[Requirements]:
Pick out every line in the data below that holds "brandmed".

'''

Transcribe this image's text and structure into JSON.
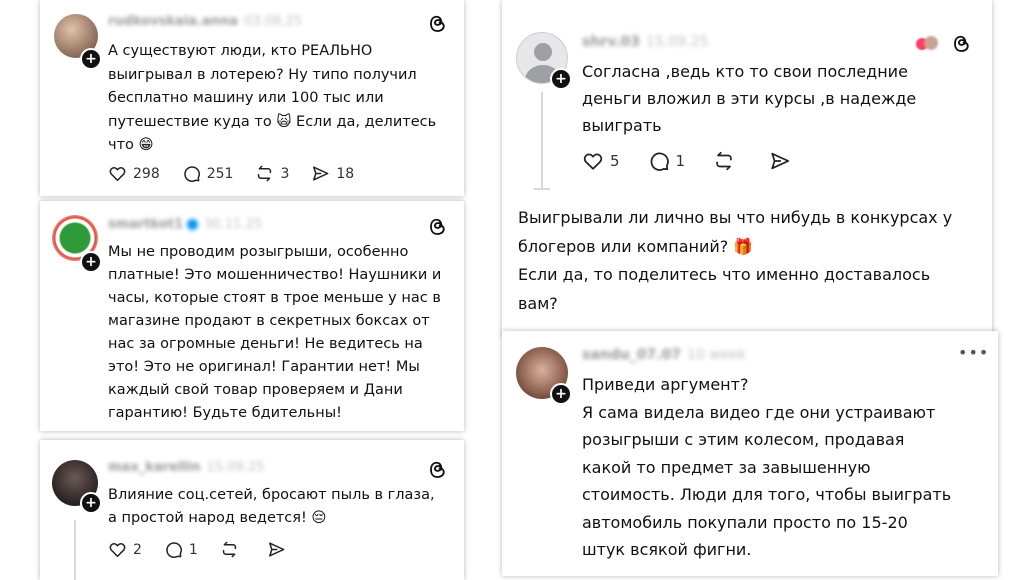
{
  "left_posts": [
    {
      "username": "rudkovskaia.anna",
      "date": "03.08.25",
      "text": "А существуют люди, кто РЕАЛЬНО\nвыигрывал в лотерею? Ну типо получил\nбесплатно машину или 100 тыс или\nпутешествие куда то 🙀 Если да, делитесь\nчто 😁",
      "likes": "298",
      "comments": "251",
      "reposts": "3",
      "shares": "18"
    },
    {
      "username": "smartkot1",
      "date": "30.11.25",
      "text": "Мы не проводим розыгрыши, особенно\nплатные! Это мошенничество! Наушники  и\nчасы, которые стоят в трое меньше у нас в\nмагазине продают в секретных боксах от\nнас за огромные деньги! Не ведитесь на\nэто! Это не оригинал! Гарантии нет! Мы\nкаждый свой товар проверяем и Дани\nгарантию! Будьте бдительны!"
    },
    {
      "username": "max_karellin",
      "date": "15.09.25",
      "text": "Влияние соц.сетей, бросают пыль в глаза,\nа простой народ ведется! 😔",
      "likes": "2",
      "comments": "1"
    }
  ],
  "right_posts": [
    {
      "username": "shrv.03",
      "date": "15.09.25",
      "text": "Согласна ,ведь кто то свои последние\nденьги вложил в эти курсы ,в надежде\nвыиграть",
      "likes": "5",
      "comments": "1"
    },
    {
      "text": "Выигрывали ли лично вы что нибудь в конкурсах у\nблогеров или компаний? 🎁\nЕсли да, то поделитесь что именно доставалось\nвам?"
    },
    {
      "username": "sandu_07.07",
      "date": "10 week",
      "text": "Приведи аргумент?\nЯ сама видела видео где они устраивают\nрозыгрыши с этим колесом, продавая\nкакой то предмет за завышенную\nстоимость. Люди для того, чтобы выиграть\nавтомобиль покупали просто по 15-20\nштук всякой фигни."
    }
  ],
  "colors": {
    "verified": "#0095f6",
    "text": "#111111",
    "muted": "#9a9a9a"
  },
  "icons": [
    "heart-icon",
    "comment-icon",
    "repost-icon",
    "share-icon",
    "threads-logo-icon",
    "follow-plus-icon",
    "more-icon"
  ]
}
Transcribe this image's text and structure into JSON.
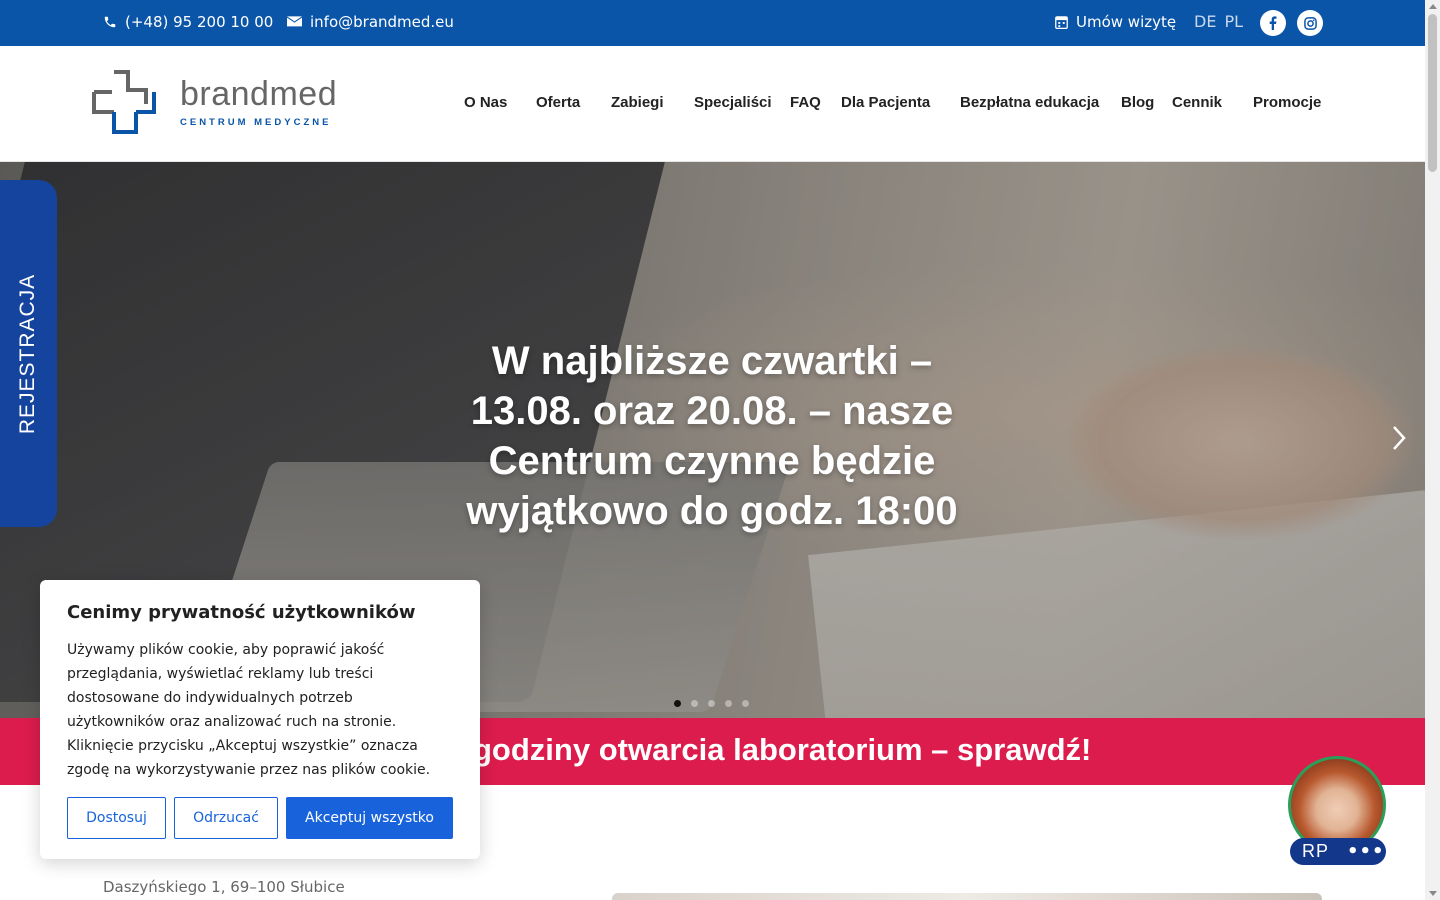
{
  "topbar": {
    "phone": "(+48) 95 200 10 00",
    "email": "info@brandmed.eu",
    "appointment": "Umów wizytę",
    "languages": [
      "DE",
      "PL"
    ],
    "social": [
      "facebook-icon",
      "instagram-icon"
    ],
    "bg_color": "#0a55a8"
  },
  "brand": {
    "name": "brandmed",
    "tagline": "CENTRUM MEDYCZNE"
  },
  "nav": [
    "O Nas",
    "Oferta",
    "Zabiegi",
    "Specjaliści",
    "FAQ",
    "Dla Pacjenta",
    "Bezpłatna edukacja",
    "Blog",
    "Cennik",
    "Promocje"
  ],
  "hero": {
    "title": "W najbliższe czwartki – 13.08. oraz 20.08. – nasze Centrum czynne będzie wyjątkowo do godz. 18:00",
    "slides_total": 5,
    "active_slide": 1
  },
  "side_tab": "REJESTRACJA",
  "banner": {
    "text": "godziny otwarcia laboratorium – sprawdź!",
    "color": "#dc1c4c"
  },
  "address": "Daszyńskiego 1, 69–100 Słubice",
  "cookie": {
    "title": "Cenimy prywatność użytkowników",
    "body": "Używamy plików cookie, aby poprawić jakość przeglądania, wyświetlać reklamy lub treści dostosowane do indywidualnych potrzeb użytkowników oraz analizować ruch na stronie. Kliknięcie przycisku „Akceptuj wszystkie” oznacza zgodę na wykorzystywanie przez nas plików cookie.",
    "customize": "Dostosuj",
    "reject": "Odrzucać",
    "accept": "Akceptuj wszystko",
    "accent": "#1863dc"
  },
  "chat": {
    "label": "RP",
    "more": "•••"
  }
}
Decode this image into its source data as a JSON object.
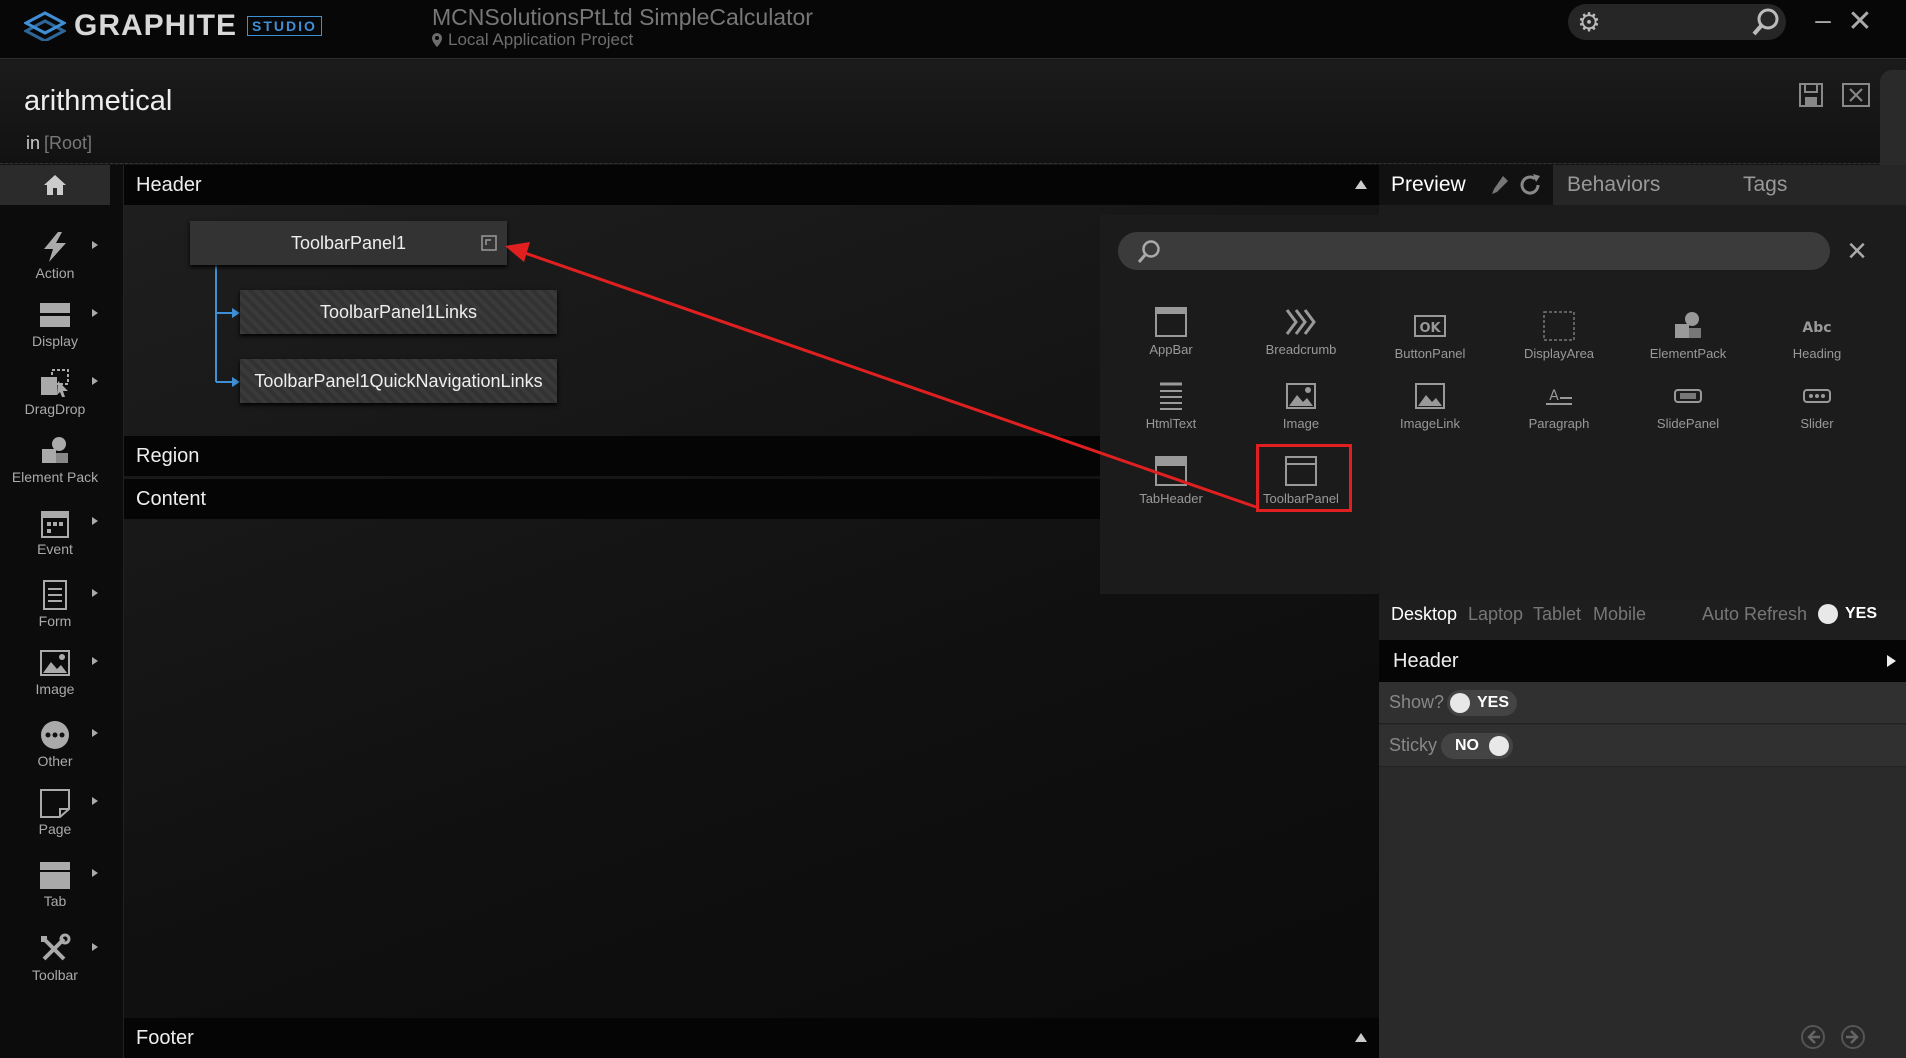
{
  "app": {
    "brand": "GRAPHITE",
    "brand_tag": "STUDIO",
    "project_name": "MCNSolutionsPtLtd SimpleCalculator",
    "project_type": "Local Application Project",
    "accent": "#3f8fd6"
  },
  "page": {
    "title": "arithmetical",
    "path_prefix": "in",
    "path_root": "[Root]"
  },
  "sidebar": {
    "items": [
      {
        "label": "Action",
        "icon": "lightning-icon"
      },
      {
        "label": "Display",
        "icon": "display-icon"
      },
      {
        "label": "DragDrop",
        "icon": "dragdrop-icon"
      },
      {
        "label": "Element Pack",
        "icon": "element-pack-icon"
      },
      {
        "label": "Event",
        "icon": "calendar-icon"
      },
      {
        "label": "Form",
        "icon": "form-icon"
      },
      {
        "label": "Image",
        "icon": "image-icon"
      },
      {
        "label": "Other",
        "icon": "more-icon"
      },
      {
        "label": "Page",
        "icon": "page-icon"
      },
      {
        "label": "Tab",
        "icon": "tab-icon"
      },
      {
        "label": "Toolbar",
        "icon": "tools-icon"
      }
    ]
  },
  "canvas": {
    "sections": {
      "header": "Header",
      "region": "Region",
      "content": "Content",
      "footer": "Footer"
    },
    "nodes": {
      "root": "ToolbarPanel1",
      "child1": "ToolbarPanel1Links",
      "child2": "ToolbarPanel1QuickNavigationLinks"
    }
  },
  "picker": {
    "components": [
      "AppBar",
      "Breadcrumb",
      "HtmlText",
      "Image",
      "TabHeader",
      "ToolbarPanel",
      "ButtonPanel",
      "DisplayArea",
      "ElementPack",
      "Heading",
      "ImageLink",
      "Paragraph",
      "SlidePanel",
      "Slider"
    ],
    "highlight_color": "#e02020"
  },
  "right_panel": {
    "tabs": {
      "preview": "Preview",
      "behaviors": "Behaviors",
      "tags": "Tags"
    },
    "devices": {
      "desktop": "Desktop",
      "laptop": "Laptop",
      "tablet": "Tablet",
      "mobile": "Mobile"
    },
    "auto_refresh_label": "Auto Refresh",
    "auto_refresh_value": "YES",
    "section_title": "Header",
    "props": {
      "show_label": "Show?",
      "show_value": "YES",
      "sticky_label": "Sticky",
      "sticky_value": "NO"
    }
  }
}
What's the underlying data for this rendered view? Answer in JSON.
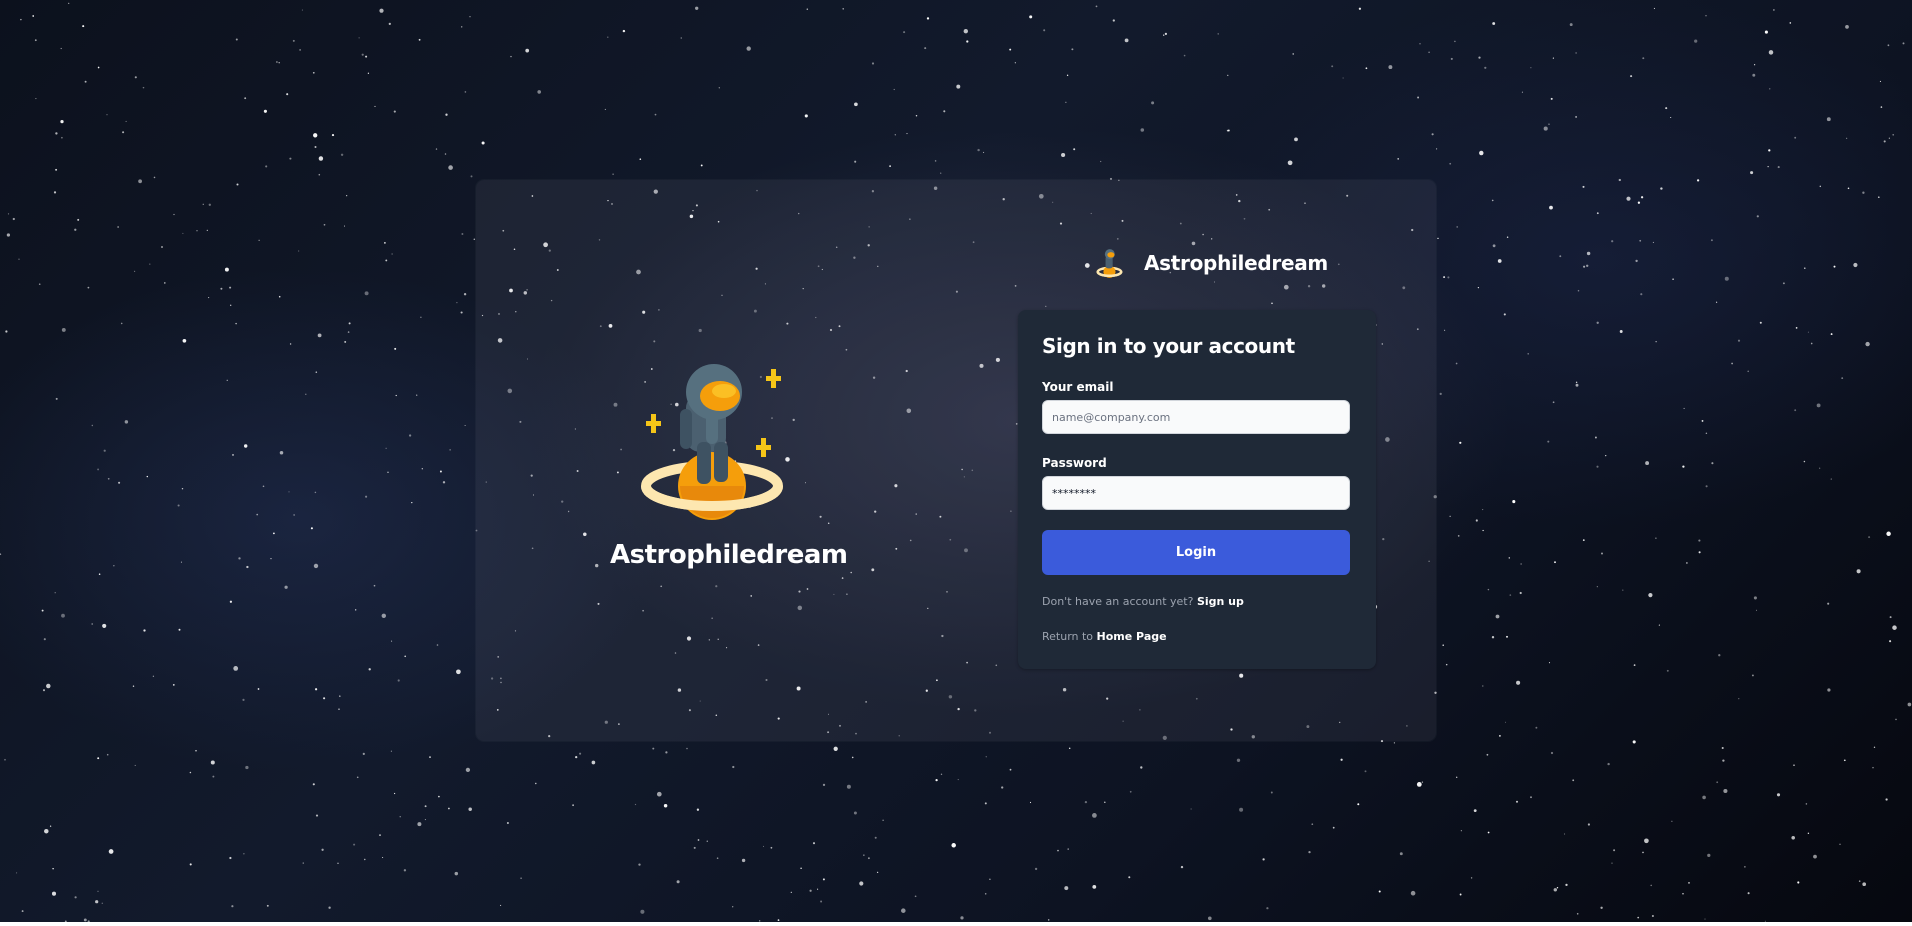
{
  "brand": {
    "name": "Astrophiledream"
  },
  "hero": {
    "title": "Astrophiledream"
  },
  "login_form": {
    "heading": "Sign in to your account",
    "email": {
      "label": "Your email",
      "placeholder": "name@company.com",
      "value": ""
    },
    "password": {
      "label": "Password",
      "placeholder": "••••••••",
      "value": "********"
    },
    "submit_label": "Login",
    "signup_prompt": "Don't have an account yet?",
    "signup_link": "Sign up",
    "return_prompt": "Return to",
    "home_link": "Home Page"
  },
  "icons": {
    "logo": "astronaut-on-planet-icon",
    "sparkles": "sparkle-icon"
  },
  "colors": {
    "accent": "#3b5bdb",
    "card_bg": "#1f2937",
    "planet": "#f59e0b",
    "ring": "#fde7b0",
    "suit": "#4b6070"
  }
}
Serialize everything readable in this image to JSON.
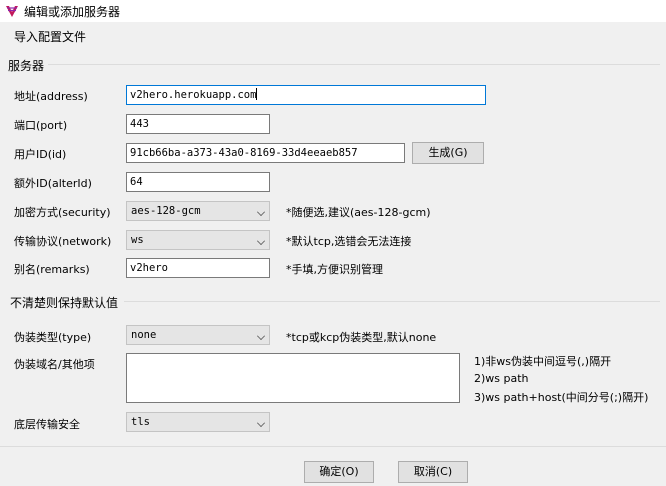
{
  "window": {
    "title": "编辑或添加服务器"
  },
  "menu": {
    "import_label": "导入配置文件"
  },
  "server_section": {
    "title": "服务器",
    "address": {
      "label": "地址(address)",
      "value": "v2hero.herokuapp.com"
    },
    "port": {
      "label": "端口(port)",
      "value": "443"
    },
    "id": {
      "label": "用户ID(id)",
      "value": "91cb66ba-a373-43a0-8169-33d4eeaeb857",
      "generate_label": "生成(G)"
    },
    "alter_id": {
      "label": "额外ID(alterId)",
      "value": "64"
    },
    "security": {
      "label": "加密方式(security)",
      "value": "aes-128-gcm",
      "hint": "*随便选,建议(aes-128-gcm)"
    },
    "network": {
      "label": "传输协议(network)",
      "value": "ws",
      "hint": "*默认tcp,选错会无法连接"
    },
    "remarks": {
      "label": "别名(remarks)",
      "value": "v2hero",
      "hint": "*手填,方便识别管理"
    }
  },
  "default_section": {
    "title": "不清楚则保持默认值",
    "type": {
      "label": "伪装类型(type)",
      "value": "none",
      "hint": "*tcp或kcp伪装类型,默认none"
    },
    "host": {
      "label": "伪装域名/其他项",
      "value": "",
      "hints": [
        "1)非ws伪装中间逗号(,)隔开",
        "2)ws path",
        "3)ws path+host(中间分号(;)隔开)"
      ]
    },
    "tls": {
      "label": "底层传输安全",
      "value": "tls"
    }
  },
  "footer": {
    "ok_label": "确定(O)",
    "cancel_label": "取消(C)"
  }
}
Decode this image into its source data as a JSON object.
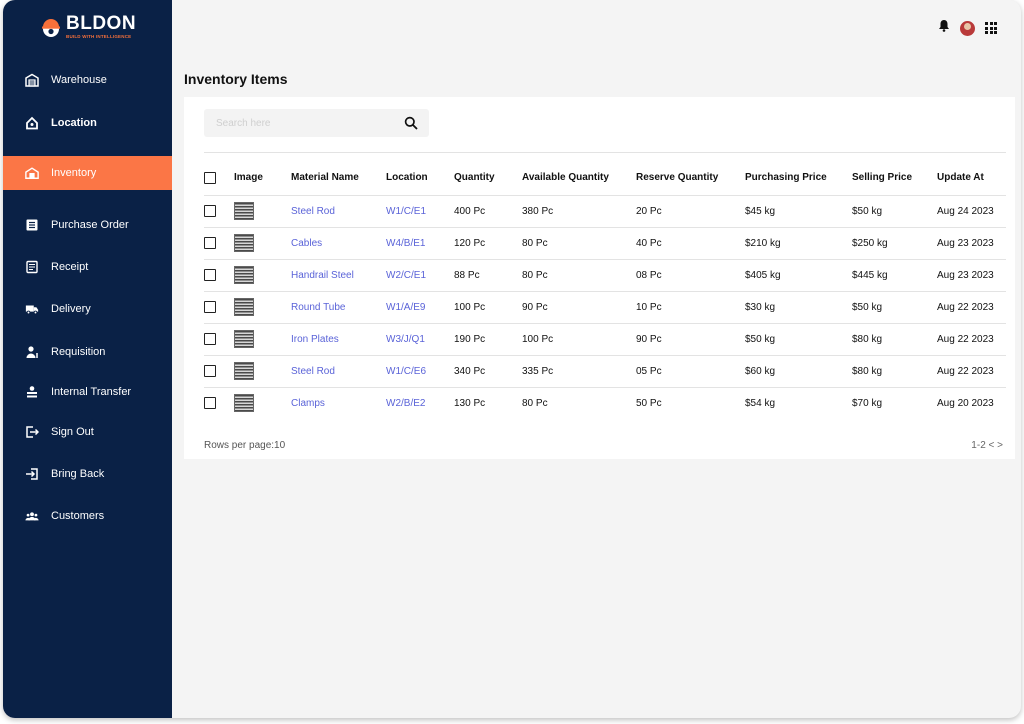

'''

[Output of the exercise]:
    "email": "info@brandmed.eu",
    "name": "brandmed",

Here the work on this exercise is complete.